* [MATERIAL SHOWN]
◇ ◇ ◇

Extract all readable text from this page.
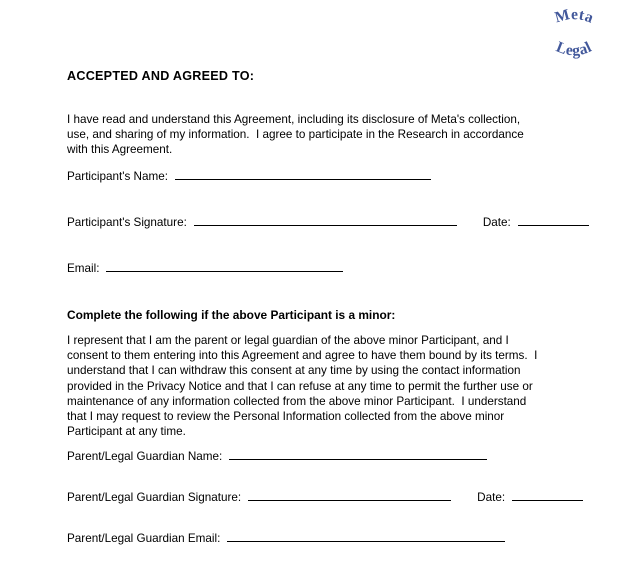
Meta
Legal
ACCEPTED AND AGREED TO:
I have read and understand this Agreement, including its disclosure of Meta's collection, use, and sharing of my information.  I agree to participate in the Research in accordance with this Agreement.
Participant's Name:
Participant's Signature:	Date:
Email:
Complete the following if the above Participant is a minor:
I represent that I am the parent or legal guardian of the above minor Participant, and I consent to them entering into this Agreement and agree to have them bound by its terms.  I understand that I can withdraw this consent at any time by using the contact information provided in the Privacy Notice and that I can refuse at any time to permit the further use or maintenance of any information collected from the above minor Participant.  I understand that I may request to review the Personal Information collected from the above minor Participant at any time.
Parent/Legal Guardian Name:
Parent/Legal Guardian Signature:	Date:
Parent/Legal Guardian Email:
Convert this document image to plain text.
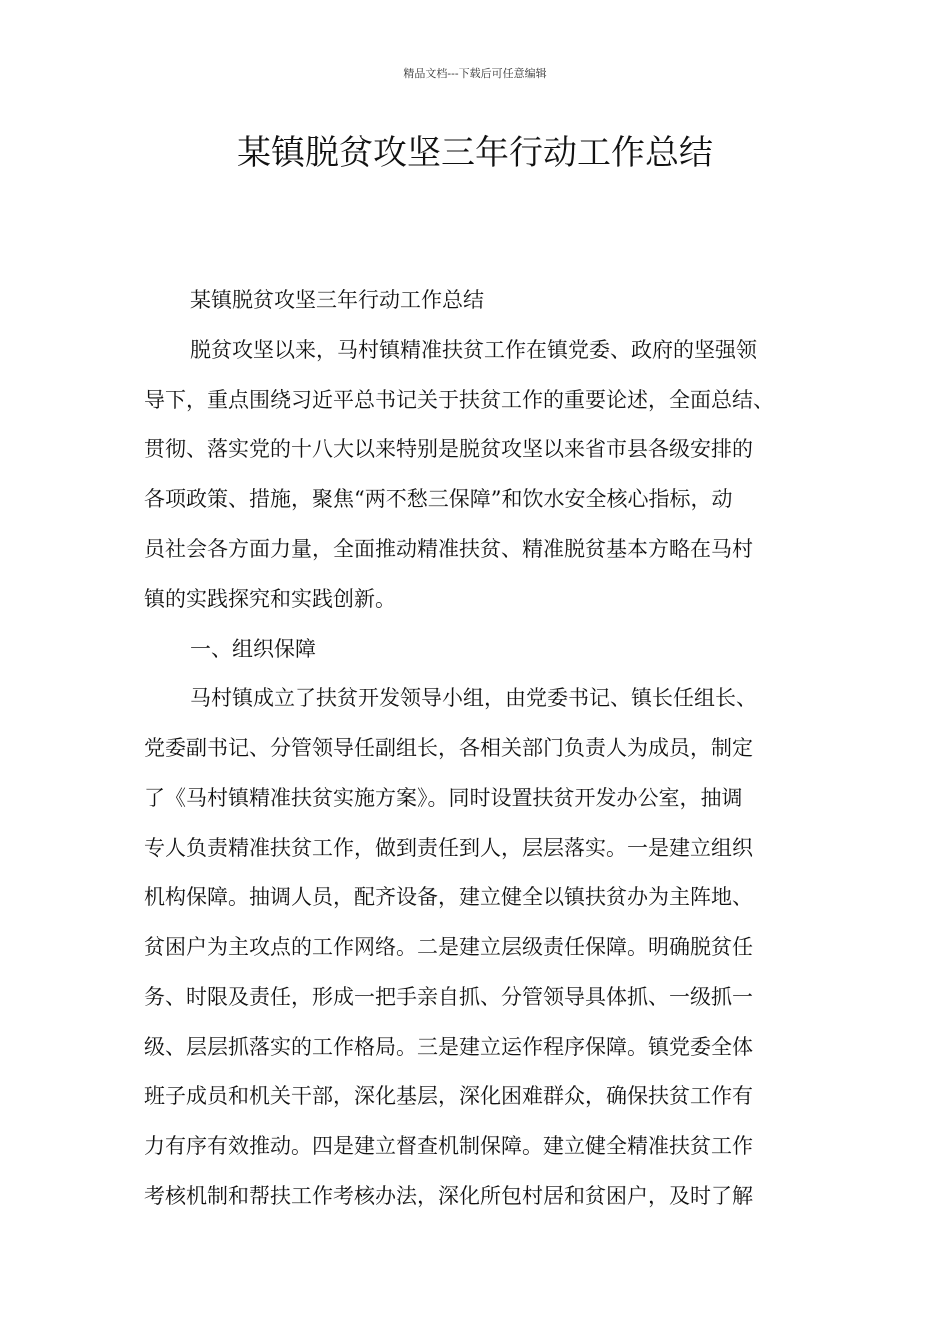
精品文档---下载后可任意编辑
某镇脱贫攻坚三年行动工作总结
某镇脱贫攻坚三年行动工作总结
脱贫攻坚以来，马村镇精准扶贫工作在镇党委、政府的坚强领
导下，重点围绕习近平总书记关于扶贫工作的重要论述，全面总结、
贯彻、落实党的十八大以来特别是脱贫攻坚以来省市县各级安排的
各项政策、措施，聚焦“两不愁三保障”和饮水安全核心指标，动
员社会各方面力量，全面推动精准扶贫、精准脱贫基本方略在马村
镇的实践探究和实践创新。
一、组织保障
马村镇成立了扶贫开发领导小组，由党委书记、镇长任组长、
党委副书记、分管领导任副组长，各相关部门负责人为成员，制定
了《马村镇精准扶贫实施方案》。同时设置扶贫开发办公室，抽调
专人负责精准扶贫工作，做到责任到人，层层落实。一是建立组织
机构保障。抽调人员，配齐设备，建立健全以镇扶贫办为主阵地、
贫困户为主攻点的工作网络。二是建立层级责任保障。明确脱贫任
务、时限及责任，形成一把手亲自抓、分管领导具体抓、一级抓一
级、层层抓落实的工作格局。三是建立运作程序保障。镇党委全体
班子成员和机关干部，深化基层，深化困难群众，确保扶贫工作有
力有序有效推动。四是建立督查机制保障。建立健全精准扶贫工作
考核机制和帮扶工作考核办法，深化所包村居和贫困户，及时了解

◇ ◇ ◇

Restate word for word the lines above that start at the line containing "Convert this document image to plain text." and run to the end of the listing; exclude the pictures.

Convert this document image to plain text.
精品文档---下载后可任意编辑
某镇脱贫攻坚三年行动工作总结
某镇脱贫攻坚三年行动工作总结
脱贫攻坚以来，马村镇精准扶贫工作在镇党委、政府的坚强领
导下，重点围绕习近平总书记关于扶贫工作的重要论述，全面总结、
贯彻、落实党的十八大以来特别是脱贫攻坚以来省市县各级安排的
各项政策、措施，聚焦“两不愁三保障”和饮水安全核心指标，动
员社会各方面力量，全面推动精准扶贫、精准脱贫基本方略在马村
镇的实践探究和实践创新。
一、组织保障
马村镇成立了扶贫开发领导小组，由党委书记、镇长任组长、
党委副书记、分管领导任副组长，各相关部门负责人为成员，制定
了《马村镇精准扶贫实施方案》。同时设置扶贫开发办公室，抽调
专人负责精准扶贫工作，做到责任到人，层层落实。一是建立组织
机构保障。抽调人员，配齐设备，建立健全以镇扶贫办为主阵地、
贫困户为主攻点的工作网络。二是建立层级责任保障。明确脱贫任
务、时限及责任，形成一把手亲自抓、分管领导具体抓、一级抓一
级、层层抓落实的工作格局。三是建立运作程序保障。镇党委全体
班子成员和机关干部，深化基层，深化困难群众，确保扶贫工作有
力有序有效推动。四是建立督查机制保障。建立健全精准扶贫工作
考核机制和帮扶工作考核办法，深化所包村居和贫困户，及时了解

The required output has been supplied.